What is expected >> Extract all lines that hold "imposto" from the records below.

Dataset entries >>
#####

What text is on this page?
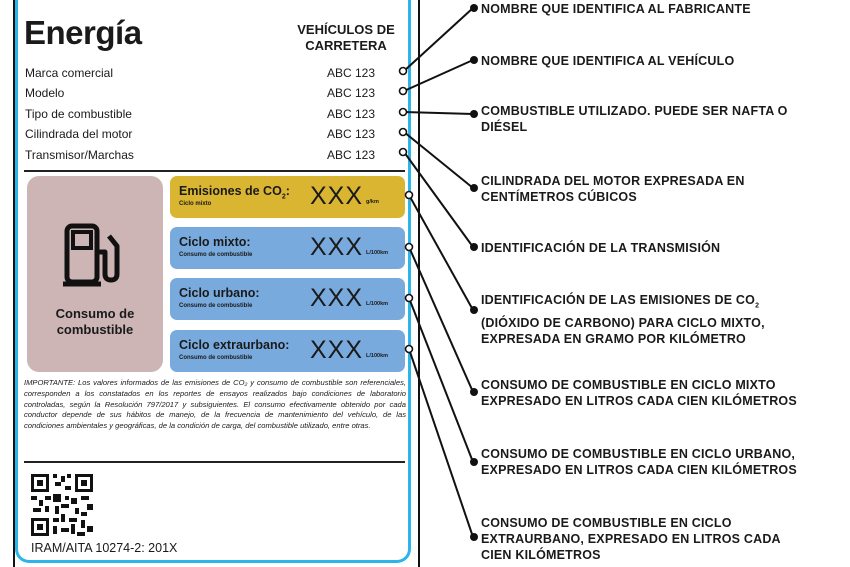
Energía	VEHÍCULOS DE
CARRETERA
Marca comercial	ABC 123
Modelo	ABC 123
Tipo de combustible	ABC 123
Cilindrada del motor	ABC 123
Transmisor/Marchas	ABC 123
Consumo de
combustible
Emisiones de $CO_2$:
Ciclo mixto	XXX g/km
Ciclo mixto:
Consumo de combustible XXX L/100km
Ciclo urbano:
Consumo de combustible XXX L/100km
Ciclo extraurbano:
Consumo de combustible XXX L/100km
IMPORTANTE: Los valores informados de las emisiones de CO₂ y consumo de combustible son referenciales, corresponden a los constatados en los reportes de ensayos realizados bajo condiciones de laboratorio controladas, según la Resolución 797/2017 y subsiguientes. El consumo efectivamente obtenido por cada conductor depende de sus hábitos de manejo, de la frecuencia de mantenimiento del vehículo, de las condiciones ambientales y geográficas, de la condición de carga, del combustible utilizado, entre otras.
IRAM/AITA 10274-2: 201X
NOMBRE QUE IDENTIFICA AL FABRICANTE
NOMBRE QUE IDENTIFICA AL VEHÍCULO
COMBUSTIBLE UTILIZADO. PUEDE SER NAFTA O
DIÉSEL
CILINDRADA DEL MOTOR EXPRESADA EN
CENTÍMETROS CÚBICOS
IDENTIFICACIÓN DE LA TRANSMISIÓN
IDENTIFICACIÓN DE LAS EMISIONES DE $CO_2$
(DIÓXIDO DE CARBONO) PARA CICLO MIXTO,
EXPRESADA EN GRAMO POR KILÓMETRO
CONSUMO DE COMBUSTIBLE EN CICLO MIXTO
EXPRESADO EN LITROS CADA CIEN KILÓMETROS
CONSUMO DE COMBUSTIBLE EN CICLO URBANO,
EXPRESADO EN LITROS CADA CIEN KILÓMETROS
CONSUMO DE COMBUSTIBLE EN CICLO
EXTRAURBANO, EXPRESADO EN LITROS CADA
CIEN KILÓMETROS
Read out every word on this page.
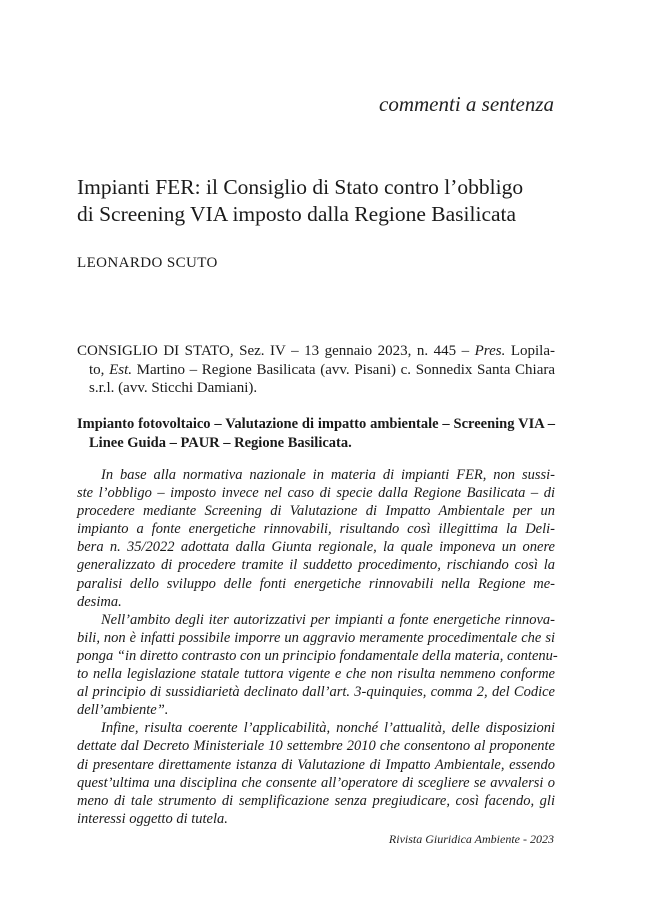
commenti a sentenza
Impianti FER: il Consiglio di Stato contro l’obbligo
di Screening VIA imposto dalla Regione Basilicata
LEONARDO SCUTO
CONSIGLIO DI STATO, Sez. IV – 13 gennaio 2023, n. 445 – Pres. Lopila-
to, Est. Martino – Regione Basilicata (avv. Pisani) c. Sonnedix Santa Chiara
s.r.l. (avv. Sticchi Damiani).
Impianto fotovoltaico – Valutazione di impatto ambientale – Screening VIA –
Linee Guida – PAUR – Regione Basilicata.
In base alla normativa nazionale in materia di impianti FER, non sussi-
ste l’obbligo – imposto invece nel caso di specie dalla Regione Basilicata – di
procedere mediante Screening di Valutazione di Impatto Ambientale per un
impianto a fonte energetiche rinnovabili, risultando così illegittima la Deli-
bera n. 35/2022 adottata dalla Giunta regionale, la quale imponeva un onere
generalizzato di procedere tramite il suddetto procedimento, rischiando così la
paralisi dello sviluppo delle fonti energetiche rinnovabili nella Regione me-
desima.
Nell’ambito degli iter autorizzativi per impianti a fonte energetiche rinnova-
bili, non è infatti possibile imporre un aggravio meramente procedimentale che si
ponga “in diretto contrasto con un principio fondamentale della materia, contenu-
to nella legislazione statale tuttora vigente e che non risulta nemmeno conforme
al principio di sussidiarietà declinato dall’art. 3-quinquies, comma 2, del Codice
dell’ambiente”.
Infine, risulta coerente l’applicabilità, nonché l’attualità, delle disposizioni
dettate dal Decreto Ministeriale 10 settembre 2010 che consentono al proponente
di presentare direttamente istanza di Valutazione di Impatto Ambientale, essendo
quest’ultima una disciplina che consente all’operatore di scegliere se avvalersi o
meno di tale strumento di semplificazione senza pregiudicare, così facendo, gli
interessi oggetto di tutela.
Rivista Giuridica Ambiente - 2023
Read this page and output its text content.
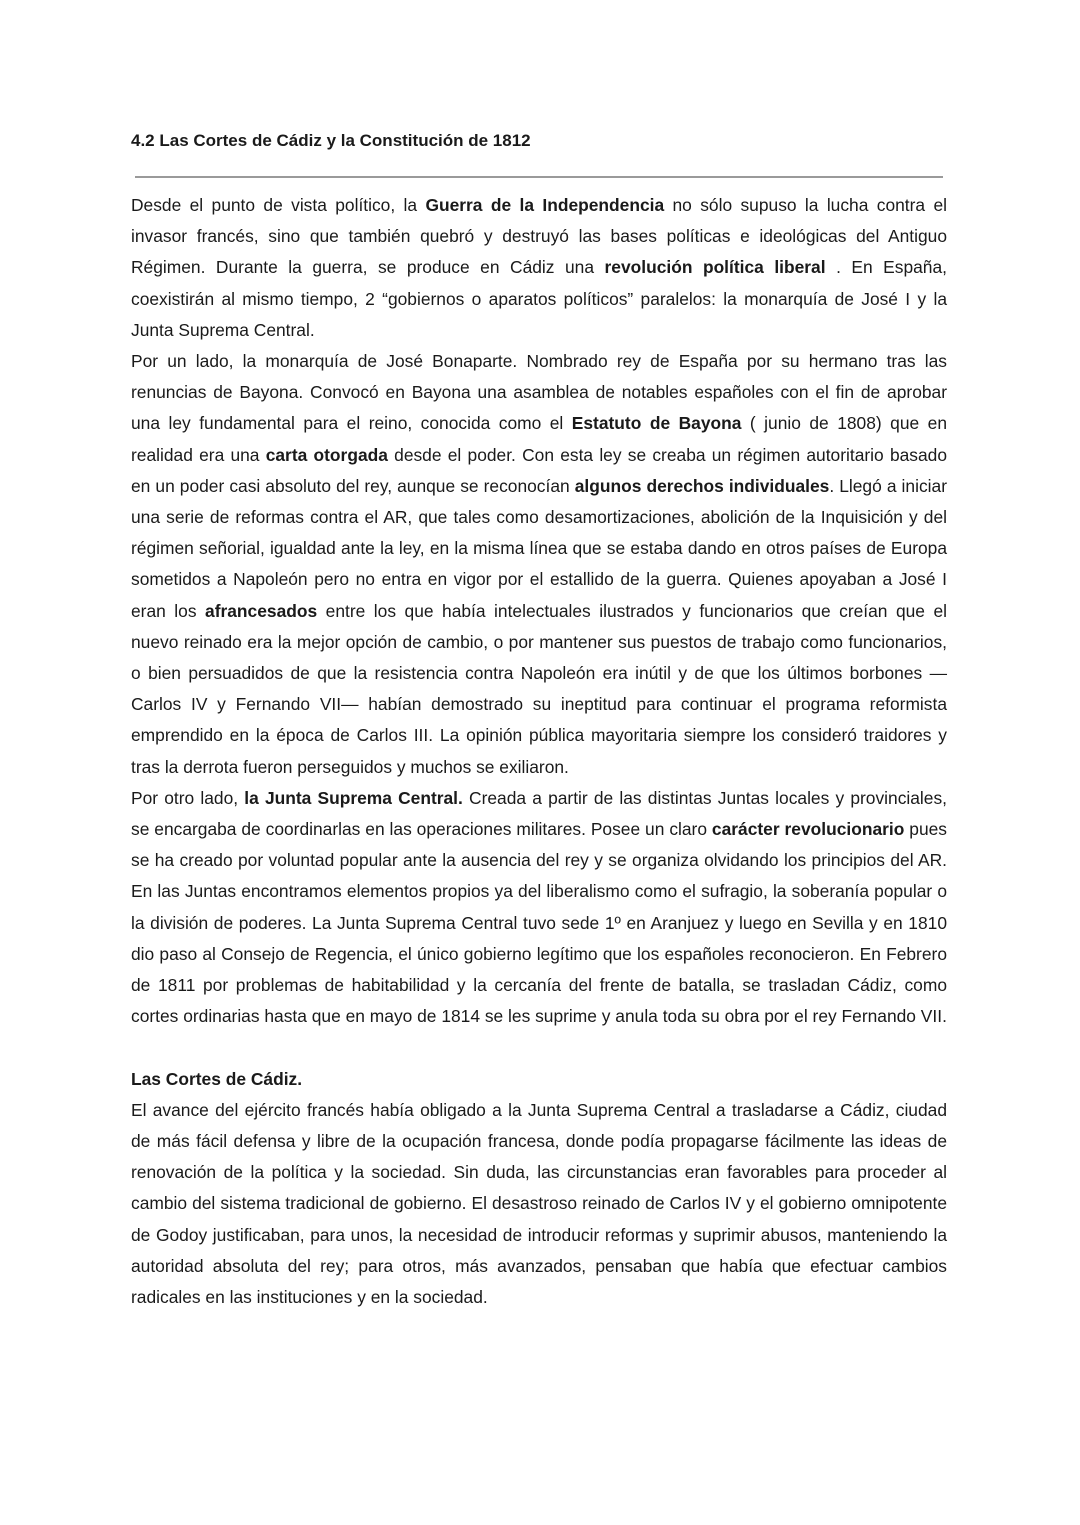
4.2 Las Cortes de Cádiz y la Constitución de 1812

Desde el punto de vista político, la Guerra de la Independencia no sólo supuso la lucha contra el invasor francés, sino que también quebró y destruyó las bases políticas e ideológicas del Antiguo Régimen. Durante la guerra, se produce en Cádiz una revolución política liberal . En España, coexistirán al mismo tiempo, 2 “gobiernos o aparatos políticos” paralelos: la monarquía de José I y la Junta Suprema Central.

Por un lado, la monarquía de José Bonaparte. Nombrado rey de España por su hermano tras las renuncias de Bayona. Convocó en Bayona una asamblea de notables españoles con el fin de aprobar una ley fundamental para el reino, conocida como el Estatuto de Bayona ( junio de 1808) que en realidad era una carta otorgada desde el poder. Con esta ley se creaba un régimen autoritario basado en un poder casi absoluto del rey, aunque se reconocían algunos derechos individuales. Llegó a iniciar una serie de reformas contra el AR, que tales como desamortizaciones, abolición de la Inquisición y del régimen señorial, igualdad ante la ley, en la misma línea que se estaba dando en otros países de Europa sometidos a Napoleón pero no entra en vigor por el estallido de la guerra. Quienes apoyaban a José I eran los afrancesados entre los que había intelectuales ilustrados y funcionarios que creían que el nuevo reinado era la mejor opción de cambio, o por mantener sus puestos de trabajo como funcionarios, o bien persuadidos de que la resistencia contra Napoleón era inútil y de que los últimos borbones —Carlos IV y Fernando VII— habían demostrado su ineptitud para continuar el programa reformista emprendido en la época de Carlos III. La opinión pública mayoritaria siempre los consideró traidores y tras la derrota fueron perseguidos y muchos se exiliaron.

Por otro lado, la Junta Suprema Central. Creada a partir de las distintas Juntas locales y provinciales, se encargaba de coordinarlas en las operaciones militares. Posee un claro carácter revolucionario pues se ha creado por voluntad popular ante la ausencia del rey y se organiza olvidando los principios del AR. En las Juntas encontramos elementos propios ya del liberalismo como el sufragio, la soberanía popular o la división de poderes. La Junta Suprema Central tuvo sede 1º en Aranjuez y luego en Sevilla y en 1810 dio paso al Consejo de Regencia, el único gobierno legítimo que los españoles reconocieron. En Febrero de 1811 por problemas de habitabilidad y la cercanía del frente de batalla, se trasladan Cádiz, como cortes ordinarias hasta que en mayo de 1814 se les suprime y anula toda su obra por el rey Fernando VII.

Las Cortes de Cádiz.

El avance del ejército francés había obligado a la Junta Suprema Central a trasladarse a Cádiz, ciudad de más fácil defensa y libre de la ocupación francesa, donde podía propagarse fácilmente las ideas de renovación de la política y la sociedad. Sin duda, las circunstancias eran favorables para proceder al cambio del sistema tradicional de gobierno. El desastroso reinado de Carlos IV y el gobierno omnipotente de Godoy justificaban, para unos, la necesidad de introducir reformas y suprimir abusos, manteniendo la autoridad absoluta del rey; para otros, más avanzados, pensaban que había que efectuar cambios radicales en las instituciones y en la sociedad.
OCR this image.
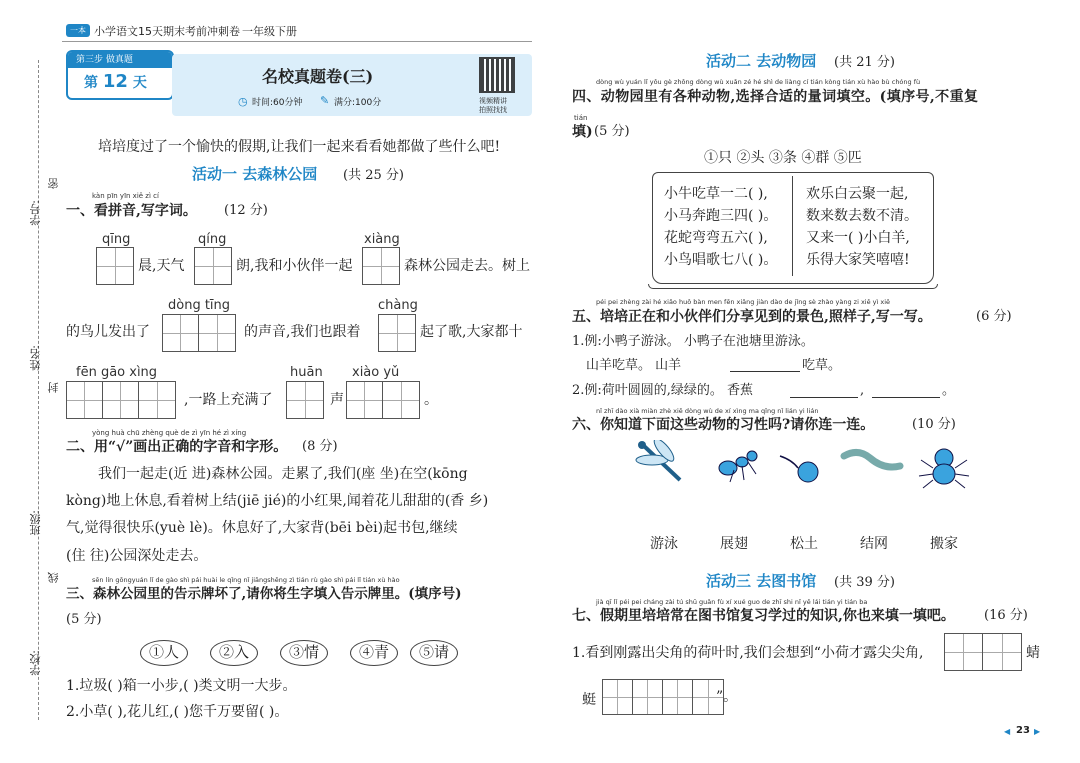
一本 小学语文15天期末考前冲刺卷 一年级下册
第三步 做真题
第 12 天	名校真题卷(三)
◷ 时间:60分钟 ✎ 满分:100分	视频精讲
拍照找找
密
学号:
姓名:
封
班级:
线
学校:
培培度过了一个愉快的假期,让我们一起来看看她都做了些什么吧!
活动一 去森林公园 (共 25 分)
kàn pīn yīn xiě zì cí
一、看拼音,写字词。 (12 分)
qīng
晨,天气
qíng
朗,我和小伙伴一起
xiàng
森林公园走去。树上
dòng tīng
的鸟儿发出了	的声音,我们也跟着
chàng
起了歌,大家都十
fēn gāo xìng
,一路上充满了
huān
声
xiào yǔ
。
yòng huà chū zhèng què de zì yīn hé zì xíng
二、用“√”画出正确的字音和字形。 (8 分)
我们一起走(近 进)森林公园。走累了,我们(座 坐)在空(kōng
kòng)地上休息,看着树上结(jiē jié)的小红果,闻着花儿甜甜的(香 乡)
气,觉得很快乐(yuè lè)。休息好了,大家背(bēi bèi)起书包,继续
(住 往)公园深处走去。
sēn lín gōngyuán lǐ de gào shì pái huài le qǐng nǐ jiāngshēng zì tián rù gào shì pái lǐ tián xù hào
三、森林公园里的告示牌坏了,请你将生字填入告示牌里。(填序号)
(5 分)
①人	②入	③情	④青	⑤请
1.垃圾( )箱一小步,( )类文明一大步。
2.小草( ),花儿红,( )您千万要留( )。
活动二 去动物园 (共 21 分)
dòng wù yuán lǐ yǒu gè zhǒng dòng wù xuǎn zé hé shì de liàng cí tián kòng tián xù hào bù chóng fù
四、动物园里有各种动物,选择合适的量词填空。(填序号,不重复
tián
填) (5 分)
①只 ②头 ③条 ④群 ⑤匹
小牛吃草一二( ),
小马奔跑三四( )。
花蛇弯弯五六( ),
小鸟唱歌七八( )。
欢乐白云聚一起,
数来数去数不清。
又来一( )小白羊,
乐得大家笑嘻嘻!
péi pei zhèng zài hé xiǎo huǒ bàn men fēn xiǎng jiàn dào de jǐng sè zhào yàng zi xiě yì xiě
五、培培正在和小伙伴们分享见到的景色,照样子,写一写。	(6 分)
1.例:小鸭子游泳。 小鸭子在池塘里游泳。
山羊吃草。 山羊	吃草。
2.例:荷叶圆圆的,绿绿的。 香蕉	,	。
nǐ zhī dào xià miàn zhè xiē dòng wù de xí xìng ma qǐng nǐ lián yi lián
六、你知道下面这些动物的习性吗?请你连一连。	(10 分)
游泳	展翅	松土	结网	搬家
活动三 去图书馆 (共 39 分)
jià qī lǐ péi pei cháng zài tú shū guǎn fù xí xué guo de zhī shi nǐ yě lái tián yi tián ba
七、假期里培培常在图书馆复习学过的知识,你也来填一填吧。 (16 分)
1.看到刚露出尖角的荷叶时,我们会想到“小荷才露尖尖角,	蜻
蜓	”。
◀ 23 ▶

#####

The answer >>
di Screening VIA imposto dalla Regione Basilicata
ste l’obbligo – imposto invece nel caso di specie dalla Regione Basilicata – di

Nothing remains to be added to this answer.